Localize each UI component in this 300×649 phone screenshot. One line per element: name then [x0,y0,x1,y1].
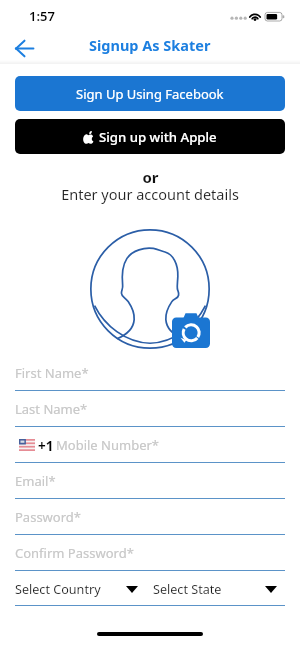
button[interactable]: Change photo [172,313,210,348]
staticText: Select State [153,581,222,598]
staticText: Select Country [15,581,101,598]
button[interactable]: First Name* [15,356,285,391]
button[interactable]: Email* [15,464,285,499]
staticText: Last Name* [15,400,88,418]
button[interactable]: Password* [15,500,285,535]
button[interactable]: Select State [153,573,277,605]
button[interactable]: Back [5,34,43,62]
staticText: Sign up with Apple [99,128,217,146]
staticText: Confirm Password* [15,544,134,562]
button[interactable]: Sign Up Using Facebook [15,76,285,111]
button[interactable]: Confirm Password* [15,536,285,571]
staticText: Enter your account details [61,184,239,204]
staticText: Email* [15,472,56,490]
staticText: Sign Up Using Facebook [76,85,224,103]
button[interactable]: Select Country [15,573,138,605]
staticText: Password* [15,508,81,526]
staticText: 1:57 [29,7,55,25]
staticText: Mobile Number* [56,436,159,454]
button[interactable]: Last Name* [15,392,285,427]
staticText: First Name* [15,364,89,382]
button[interactable]: +1 [15,428,285,463]
staticText: Signup As Skater [89,35,211,55]
button[interactable]: Sign up with Apple [15,119,285,154]
staticText: +1 [38,437,54,455]
staticText: or [142,167,159,187]
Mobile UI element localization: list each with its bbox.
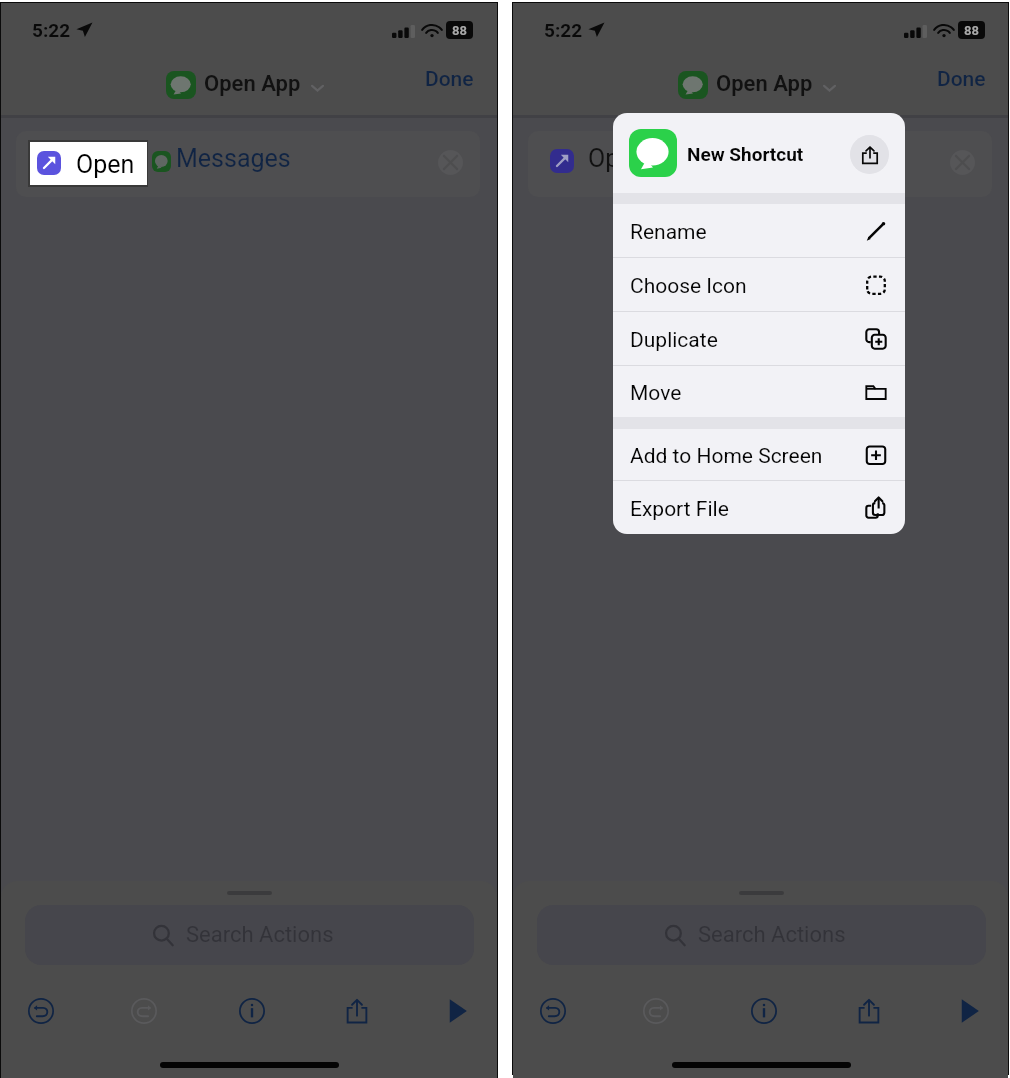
staticText: 5:22 [32, 19, 71, 41]
staticText: 5:22 [544, 19, 583, 41]
button[interactable]: Open [30, 142, 147, 185]
button[interactable]: Rename [613, 204, 905, 257]
button[interactable]: Share [336, 990, 378, 1032]
staticText: Messages [176, 144, 291, 173]
button[interactable]: Share [848, 990, 890, 1032]
staticText: Open App [204, 71, 301, 97]
staticText: Choose Icon [630, 274, 747, 299]
staticText: Open [76, 150, 135, 179]
button[interactable]: Run [436, 990, 478, 1032]
staticText: Search Actions [698, 922, 846, 948]
button[interactable]: Share [850, 135, 889, 174]
button[interactable]: Add to Home Screen [613, 429, 905, 480]
button[interactable]: Details [231, 990, 273, 1032]
button[interactable]: Choose Icon [613, 258, 905, 311]
staticText: Open [76, 144, 135, 173]
button[interactable]: Redo [123, 990, 165, 1032]
button[interactable] [528, 131, 992, 197]
button[interactable]: Export File [613, 481, 905, 534]
staticText: Open App [716, 71, 813, 97]
button[interactable] [16, 131, 480, 197]
button[interactable]: Details [743, 990, 785, 1032]
button[interactable]: Done [419, 61, 480, 98]
button[interactable]: Remove action [950, 150, 975, 175]
staticText: 88 [964, 23, 979, 38]
staticText: Search Actions [186, 922, 334, 948]
staticText: Done [425, 67, 474, 92]
staticText: Open [588, 144, 647, 173]
button[interactable]: Redo [635, 990, 677, 1032]
button[interactable]: Done [931, 61, 992, 98]
staticText: Rename [630, 220, 707, 245]
button[interactable]: Run [948, 990, 990, 1032]
staticText: Move [630, 381, 682, 406]
staticText: Messages [688, 144, 803, 173]
button[interactable]: Move [613, 366, 905, 417]
staticText: New Shortcut [687, 143, 804, 165]
button[interactable]: Undo [20, 990, 62, 1032]
staticText: 88 [452, 23, 467, 38]
staticText: Export File [630, 497, 729, 522]
staticText: Add to Home Screen [630, 444, 823, 469]
button[interactable]: Remove action [438, 150, 463, 175]
staticText: Done [937, 67, 986, 92]
staticText: Duplicate [630, 328, 718, 353]
button[interactable]: Duplicate [613, 312, 905, 365]
button[interactable]: Undo [532, 990, 574, 1032]
button[interactable]: New Shortcut [613, 113, 905, 193]
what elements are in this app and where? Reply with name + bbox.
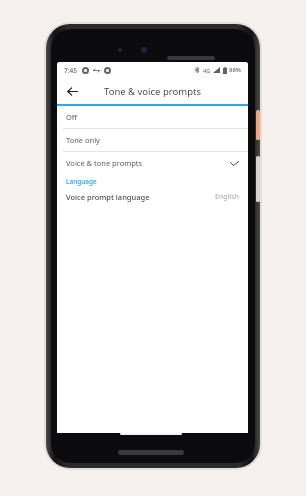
button[interactable]: Off: [57, 106, 248, 128]
staticText: English: [215, 192, 239, 202]
staticText: Language: [66, 177, 97, 186]
button[interactable]: Tone only: [57, 129, 248, 151]
staticText: 7:45: [64, 66, 77, 75]
button[interactable]: Voice prompt language: [57, 189, 248, 204]
staticText: 4G: [203, 67, 211, 74]
staticText: Voice prompt language: [66, 192, 150, 202]
staticText: 88%: [229, 66, 241, 74]
staticText: Tone only: [66, 135, 100, 145]
button[interactable]: Back: [62, 81, 82, 101]
staticText: Voice & tone prompts: [66, 158, 143, 168]
button[interactable]: Voice & tone prompts: [57, 152, 248, 174]
staticText: Tone & voice prompts: [104, 85, 201, 98]
staticText: Off: [66, 112, 78, 122]
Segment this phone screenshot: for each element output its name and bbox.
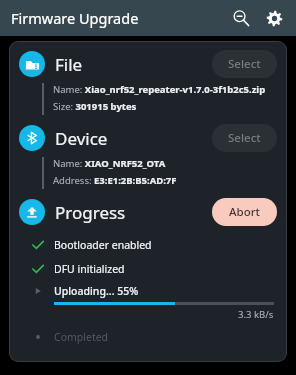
button[interactable]: Zoom out [226,3,256,33]
staticText: Abort [229,204,260,220]
button[interactable]: Select [212,50,277,78]
button[interactable]: Select [212,124,277,152]
staticText: DFU initialized [54,262,125,276]
staticText: Uploading... 55% [54,284,139,298]
staticText: Size: 301915 bytes [53,100,137,113]
staticText: Firmware Upgrade [11,8,139,28]
staticText: Select [228,130,261,146]
staticText: Completed [54,330,109,344]
staticText: Name: XIAO_NRF52_OTA [53,157,166,170]
staticText: 3.3 kB/s [238,308,274,321]
staticText: Select [228,56,261,72]
staticText: Address: E3:E1:2B:B5:AD:7F [53,174,177,187]
staticText: Name: Xiao_nrf52_repeater-v1.7.0-3f1b2c5… [53,83,266,96]
staticText: Bootloader enabled [54,238,152,252]
button[interactable]: Settings [259,3,289,33]
staticText: File [55,53,83,76]
staticText: Progress [55,201,126,224]
button[interactable]: Abort [212,198,277,226]
staticText: Device [55,127,108,150]
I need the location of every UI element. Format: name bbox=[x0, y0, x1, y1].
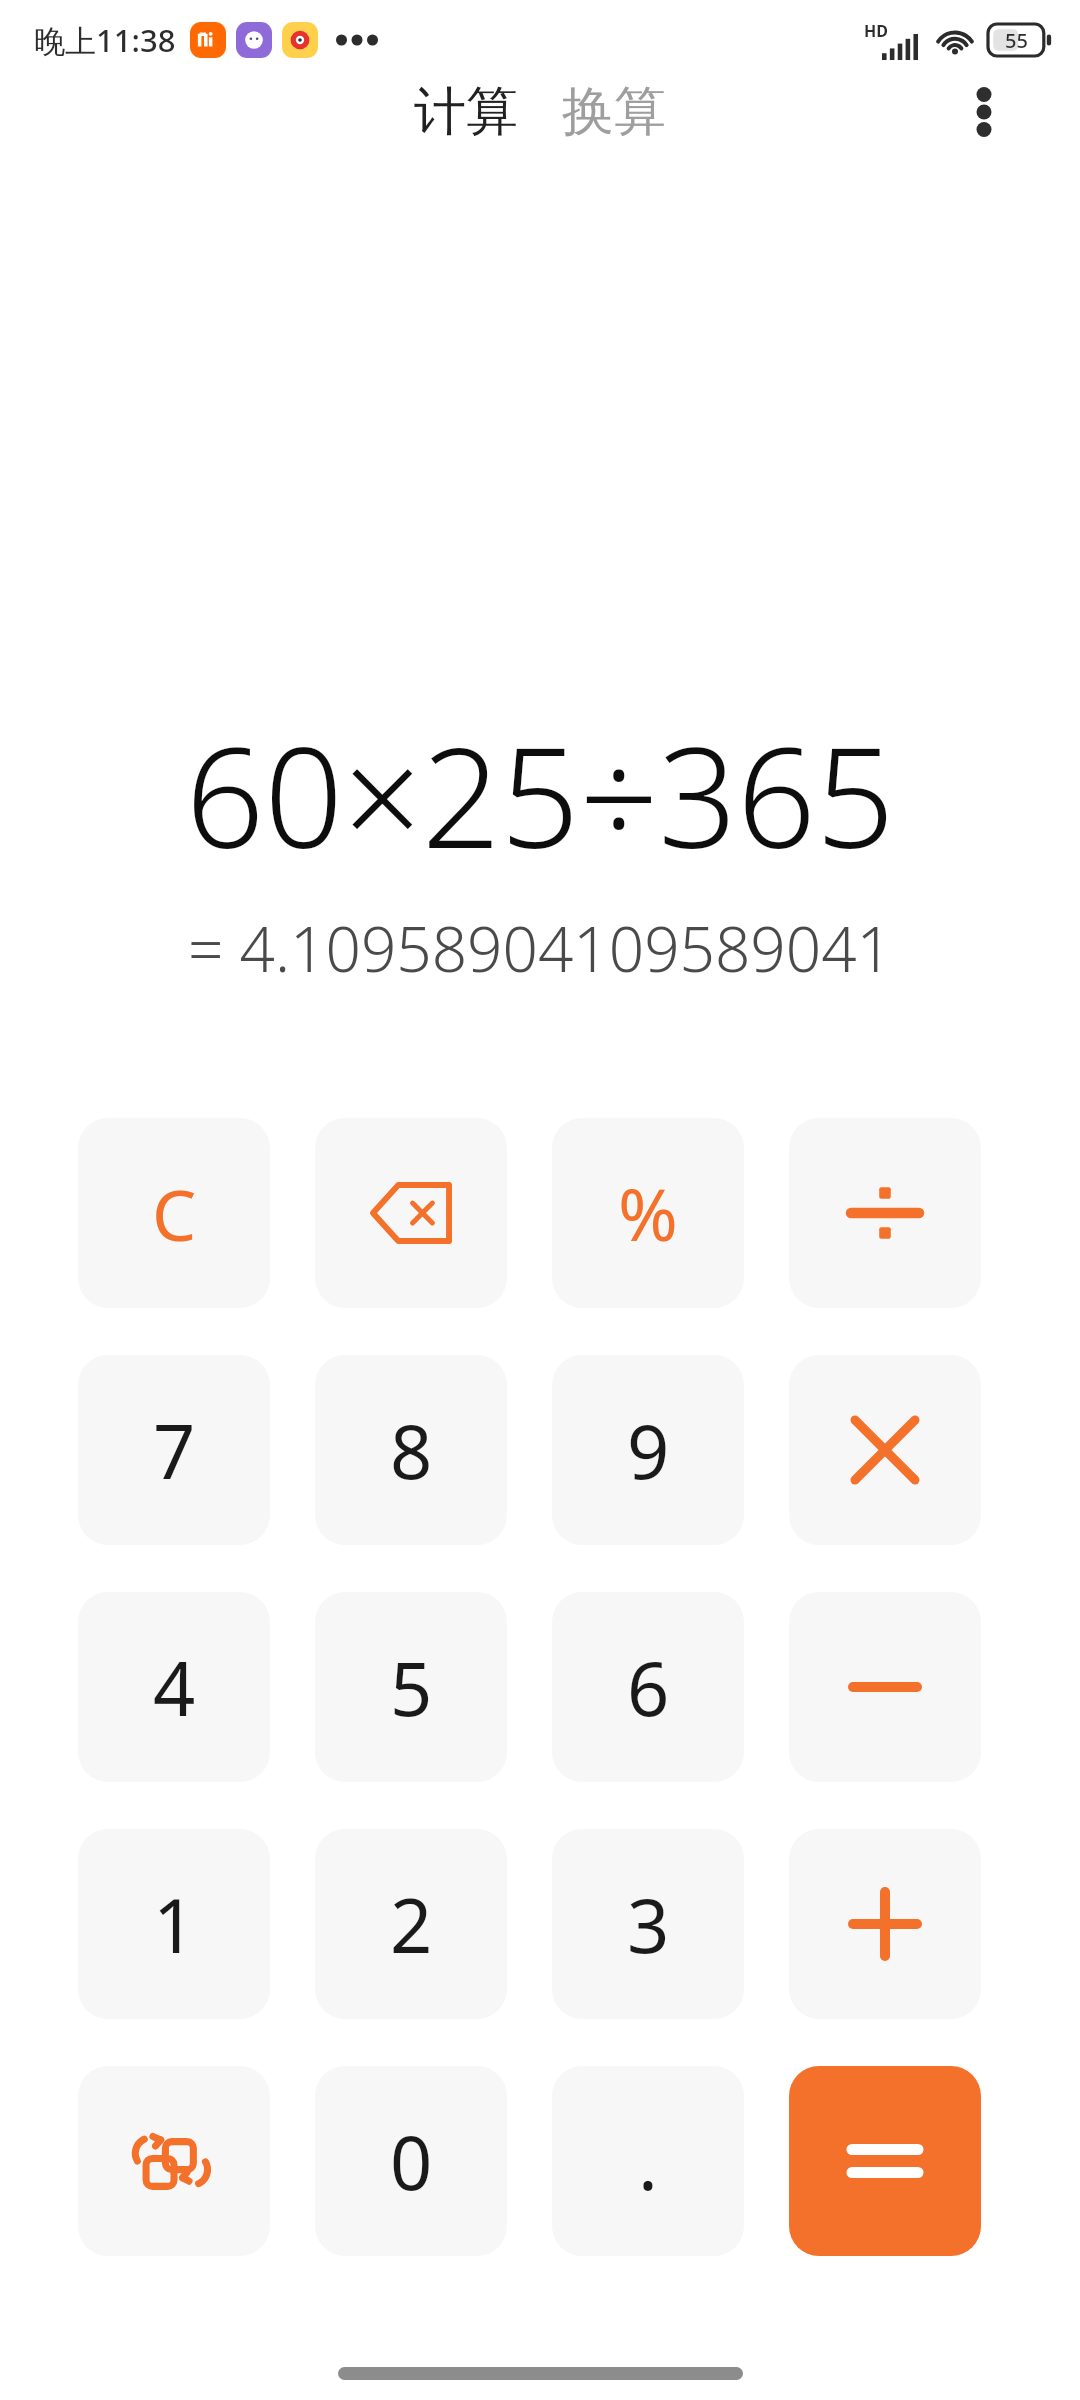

### Exercise task
Rewrite the data from the line with "button[interactable]: Off: [57, 106, 248, 128]" up to and including the line with "staticText: Off: [66, 112, 78, 122]", swapping "Tone only" for "Vibrate only" and keeping everything else identical. Return only those lines.

### Task answer
button[interactable]: Off: [57, 106, 248, 128]
staticText: English: [215, 192, 239, 202]
staticText: Language: [66, 177, 97, 186]
button[interactable]: Vibrate only: [57, 129, 248, 151]
staticText: 7:45: [64, 66, 77, 75]
button[interactable]: Voice prompt language: [57, 189, 248, 204]
staticText: 4G: [203, 67, 211, 74]
staticText: Voice prompt language: [66, 192, 150, 202]
staticText: 88%: [229, 66, 241, 74]
staticText: Vibrate only: [66, 135, 100, 145]
button[interactable]: Back: [62, 81, 82, 101]
staticText: Voice & tone prompts: [66, 158, 143, 168]
button[interactable]: Voice & tone prompts: [57, 152, 248, 174]
staticText: Tone & voice prompts: [104, 85, 201, 98]
staticText: Off: [66, 112, 78, 122]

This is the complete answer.